What you are asked to do
Write out the items word for word, beginning at the first line and stopping after the line that contains "staticText: Remember me [240,306,338,325]".

Data lines
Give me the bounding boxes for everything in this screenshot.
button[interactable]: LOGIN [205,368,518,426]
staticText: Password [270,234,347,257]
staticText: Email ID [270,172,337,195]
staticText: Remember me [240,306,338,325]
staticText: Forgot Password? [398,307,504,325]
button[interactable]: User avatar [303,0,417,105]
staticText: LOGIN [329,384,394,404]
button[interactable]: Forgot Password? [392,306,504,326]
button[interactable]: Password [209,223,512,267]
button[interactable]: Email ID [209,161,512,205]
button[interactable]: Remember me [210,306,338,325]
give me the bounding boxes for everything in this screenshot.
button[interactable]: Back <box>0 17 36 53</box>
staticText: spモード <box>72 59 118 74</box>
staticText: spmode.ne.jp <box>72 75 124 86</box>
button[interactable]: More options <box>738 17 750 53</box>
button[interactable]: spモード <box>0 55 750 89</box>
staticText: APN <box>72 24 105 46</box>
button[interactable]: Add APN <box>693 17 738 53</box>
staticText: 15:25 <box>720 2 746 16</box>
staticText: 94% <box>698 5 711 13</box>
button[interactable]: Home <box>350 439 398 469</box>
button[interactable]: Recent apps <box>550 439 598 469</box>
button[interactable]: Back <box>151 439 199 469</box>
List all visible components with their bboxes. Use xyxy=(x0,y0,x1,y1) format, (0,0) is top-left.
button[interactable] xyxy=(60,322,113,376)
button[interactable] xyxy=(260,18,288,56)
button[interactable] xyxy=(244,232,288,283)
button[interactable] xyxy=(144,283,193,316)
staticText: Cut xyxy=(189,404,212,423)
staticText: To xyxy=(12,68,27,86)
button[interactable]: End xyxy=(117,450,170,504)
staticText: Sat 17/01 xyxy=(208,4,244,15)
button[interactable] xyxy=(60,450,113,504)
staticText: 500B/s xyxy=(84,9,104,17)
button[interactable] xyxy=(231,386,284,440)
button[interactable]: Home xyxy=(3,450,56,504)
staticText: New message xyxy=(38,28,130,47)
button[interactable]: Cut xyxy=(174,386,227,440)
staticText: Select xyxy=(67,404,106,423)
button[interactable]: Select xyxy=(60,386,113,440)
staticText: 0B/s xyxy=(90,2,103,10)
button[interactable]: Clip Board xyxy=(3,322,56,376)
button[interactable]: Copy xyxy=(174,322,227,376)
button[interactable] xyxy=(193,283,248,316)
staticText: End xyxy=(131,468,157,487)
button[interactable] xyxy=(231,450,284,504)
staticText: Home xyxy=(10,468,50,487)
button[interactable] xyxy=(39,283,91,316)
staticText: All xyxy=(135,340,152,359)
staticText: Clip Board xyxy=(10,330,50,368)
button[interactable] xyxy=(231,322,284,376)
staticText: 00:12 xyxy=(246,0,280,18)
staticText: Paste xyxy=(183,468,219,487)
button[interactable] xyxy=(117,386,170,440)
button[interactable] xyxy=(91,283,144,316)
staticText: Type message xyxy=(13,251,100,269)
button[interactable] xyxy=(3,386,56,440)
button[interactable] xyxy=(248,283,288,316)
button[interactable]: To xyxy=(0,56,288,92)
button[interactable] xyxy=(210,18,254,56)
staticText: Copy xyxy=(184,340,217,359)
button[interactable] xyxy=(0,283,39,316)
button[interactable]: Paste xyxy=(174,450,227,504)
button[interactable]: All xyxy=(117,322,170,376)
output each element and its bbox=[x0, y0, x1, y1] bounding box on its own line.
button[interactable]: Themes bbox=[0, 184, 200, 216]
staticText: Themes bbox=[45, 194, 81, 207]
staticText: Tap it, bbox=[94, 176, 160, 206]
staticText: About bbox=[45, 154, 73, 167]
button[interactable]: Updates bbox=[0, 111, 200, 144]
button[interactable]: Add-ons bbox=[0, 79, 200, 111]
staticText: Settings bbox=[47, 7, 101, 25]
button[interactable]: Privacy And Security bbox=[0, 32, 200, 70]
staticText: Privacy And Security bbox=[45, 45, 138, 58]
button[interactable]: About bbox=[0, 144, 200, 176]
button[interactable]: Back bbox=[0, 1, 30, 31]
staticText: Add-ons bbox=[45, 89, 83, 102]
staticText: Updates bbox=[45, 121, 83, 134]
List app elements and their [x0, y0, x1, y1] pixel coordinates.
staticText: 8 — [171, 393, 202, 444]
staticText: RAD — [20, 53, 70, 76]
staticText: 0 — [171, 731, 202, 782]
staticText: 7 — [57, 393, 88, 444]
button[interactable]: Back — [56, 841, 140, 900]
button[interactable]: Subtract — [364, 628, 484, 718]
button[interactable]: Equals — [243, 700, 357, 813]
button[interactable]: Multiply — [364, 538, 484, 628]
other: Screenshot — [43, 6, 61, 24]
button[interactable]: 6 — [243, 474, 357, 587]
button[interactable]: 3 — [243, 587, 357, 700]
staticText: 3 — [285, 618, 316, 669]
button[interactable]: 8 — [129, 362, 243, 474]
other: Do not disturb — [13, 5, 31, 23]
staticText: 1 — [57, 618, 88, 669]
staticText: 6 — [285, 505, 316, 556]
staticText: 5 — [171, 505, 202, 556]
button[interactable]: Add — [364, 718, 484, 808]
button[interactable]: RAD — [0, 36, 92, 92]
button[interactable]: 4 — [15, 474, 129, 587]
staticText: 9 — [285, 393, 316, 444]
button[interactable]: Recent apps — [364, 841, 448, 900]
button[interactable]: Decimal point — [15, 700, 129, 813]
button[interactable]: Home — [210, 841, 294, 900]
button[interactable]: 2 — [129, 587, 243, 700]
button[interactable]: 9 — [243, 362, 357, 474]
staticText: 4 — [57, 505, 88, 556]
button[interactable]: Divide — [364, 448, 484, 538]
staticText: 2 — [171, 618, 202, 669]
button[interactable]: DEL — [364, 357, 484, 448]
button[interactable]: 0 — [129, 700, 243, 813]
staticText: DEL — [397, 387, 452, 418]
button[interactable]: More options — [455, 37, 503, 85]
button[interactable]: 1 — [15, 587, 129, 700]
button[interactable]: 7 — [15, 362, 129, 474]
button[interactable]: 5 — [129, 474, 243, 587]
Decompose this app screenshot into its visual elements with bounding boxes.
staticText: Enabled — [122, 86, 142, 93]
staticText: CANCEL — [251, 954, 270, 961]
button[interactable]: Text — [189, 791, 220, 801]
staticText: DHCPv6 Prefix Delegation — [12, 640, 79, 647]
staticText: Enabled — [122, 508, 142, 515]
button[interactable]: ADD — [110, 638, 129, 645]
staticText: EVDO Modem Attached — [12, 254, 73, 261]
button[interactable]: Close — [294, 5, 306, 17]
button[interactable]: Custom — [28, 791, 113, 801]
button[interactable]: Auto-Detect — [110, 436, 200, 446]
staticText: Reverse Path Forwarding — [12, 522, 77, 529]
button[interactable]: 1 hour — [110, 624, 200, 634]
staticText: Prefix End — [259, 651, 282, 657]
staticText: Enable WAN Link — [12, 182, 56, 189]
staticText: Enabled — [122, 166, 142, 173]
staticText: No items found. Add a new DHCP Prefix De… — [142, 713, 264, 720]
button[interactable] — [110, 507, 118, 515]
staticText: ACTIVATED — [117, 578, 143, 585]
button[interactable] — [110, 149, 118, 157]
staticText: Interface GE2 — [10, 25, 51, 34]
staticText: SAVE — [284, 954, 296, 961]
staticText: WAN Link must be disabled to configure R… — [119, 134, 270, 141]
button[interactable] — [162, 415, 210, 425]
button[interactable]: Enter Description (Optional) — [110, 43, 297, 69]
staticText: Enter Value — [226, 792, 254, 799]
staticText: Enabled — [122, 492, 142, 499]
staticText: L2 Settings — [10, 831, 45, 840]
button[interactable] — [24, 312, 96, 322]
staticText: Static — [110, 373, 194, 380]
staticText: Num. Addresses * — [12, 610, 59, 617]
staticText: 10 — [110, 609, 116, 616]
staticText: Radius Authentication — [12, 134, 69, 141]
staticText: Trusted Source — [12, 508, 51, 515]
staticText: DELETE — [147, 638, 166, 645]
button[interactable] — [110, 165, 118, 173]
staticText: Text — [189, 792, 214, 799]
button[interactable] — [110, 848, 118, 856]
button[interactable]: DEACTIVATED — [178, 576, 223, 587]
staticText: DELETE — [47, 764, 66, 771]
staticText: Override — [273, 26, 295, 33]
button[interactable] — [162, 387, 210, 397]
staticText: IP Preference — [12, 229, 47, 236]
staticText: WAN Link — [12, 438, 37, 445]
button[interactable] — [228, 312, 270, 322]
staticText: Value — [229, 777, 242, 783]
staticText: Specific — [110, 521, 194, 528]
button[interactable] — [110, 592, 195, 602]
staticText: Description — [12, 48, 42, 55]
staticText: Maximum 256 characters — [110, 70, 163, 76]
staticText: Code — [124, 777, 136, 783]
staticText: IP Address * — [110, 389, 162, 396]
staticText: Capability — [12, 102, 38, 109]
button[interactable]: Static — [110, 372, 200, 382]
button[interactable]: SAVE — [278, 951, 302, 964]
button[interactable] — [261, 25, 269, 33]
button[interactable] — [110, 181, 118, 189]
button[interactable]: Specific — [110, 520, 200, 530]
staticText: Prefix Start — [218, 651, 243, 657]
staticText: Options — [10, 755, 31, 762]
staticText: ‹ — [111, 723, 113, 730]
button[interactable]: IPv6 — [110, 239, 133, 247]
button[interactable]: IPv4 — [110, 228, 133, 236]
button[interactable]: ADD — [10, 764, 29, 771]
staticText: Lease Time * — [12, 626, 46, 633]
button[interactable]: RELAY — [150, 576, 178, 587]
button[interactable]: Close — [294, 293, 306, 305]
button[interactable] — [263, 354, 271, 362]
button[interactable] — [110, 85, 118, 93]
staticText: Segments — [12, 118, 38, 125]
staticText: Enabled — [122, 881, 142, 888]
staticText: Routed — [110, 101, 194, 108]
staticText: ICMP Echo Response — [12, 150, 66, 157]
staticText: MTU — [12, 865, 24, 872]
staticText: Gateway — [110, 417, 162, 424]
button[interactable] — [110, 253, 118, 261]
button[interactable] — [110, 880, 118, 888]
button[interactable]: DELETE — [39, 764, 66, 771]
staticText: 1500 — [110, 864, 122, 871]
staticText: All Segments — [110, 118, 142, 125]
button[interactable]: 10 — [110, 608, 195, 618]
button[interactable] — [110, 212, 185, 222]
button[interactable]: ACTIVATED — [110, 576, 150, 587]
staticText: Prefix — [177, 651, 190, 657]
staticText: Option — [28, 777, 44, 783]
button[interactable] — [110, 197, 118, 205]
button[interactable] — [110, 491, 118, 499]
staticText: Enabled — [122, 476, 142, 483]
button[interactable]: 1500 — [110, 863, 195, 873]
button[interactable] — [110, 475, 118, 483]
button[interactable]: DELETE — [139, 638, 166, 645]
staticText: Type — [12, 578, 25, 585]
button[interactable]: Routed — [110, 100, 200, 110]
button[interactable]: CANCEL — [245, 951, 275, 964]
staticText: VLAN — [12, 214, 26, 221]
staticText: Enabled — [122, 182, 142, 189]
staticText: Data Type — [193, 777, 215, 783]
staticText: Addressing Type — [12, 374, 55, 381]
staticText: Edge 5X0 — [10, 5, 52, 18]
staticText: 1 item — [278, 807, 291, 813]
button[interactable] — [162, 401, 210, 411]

Exercise answer
Give me the bounding boxes for everything in this screenshot.
button[interactable]: LOGIN [205,368,518,426]
staticText: Password [270,234,347,257]
staticText: Email ID [270,172,337,195]
staticText: Remember me [240,306,338,325]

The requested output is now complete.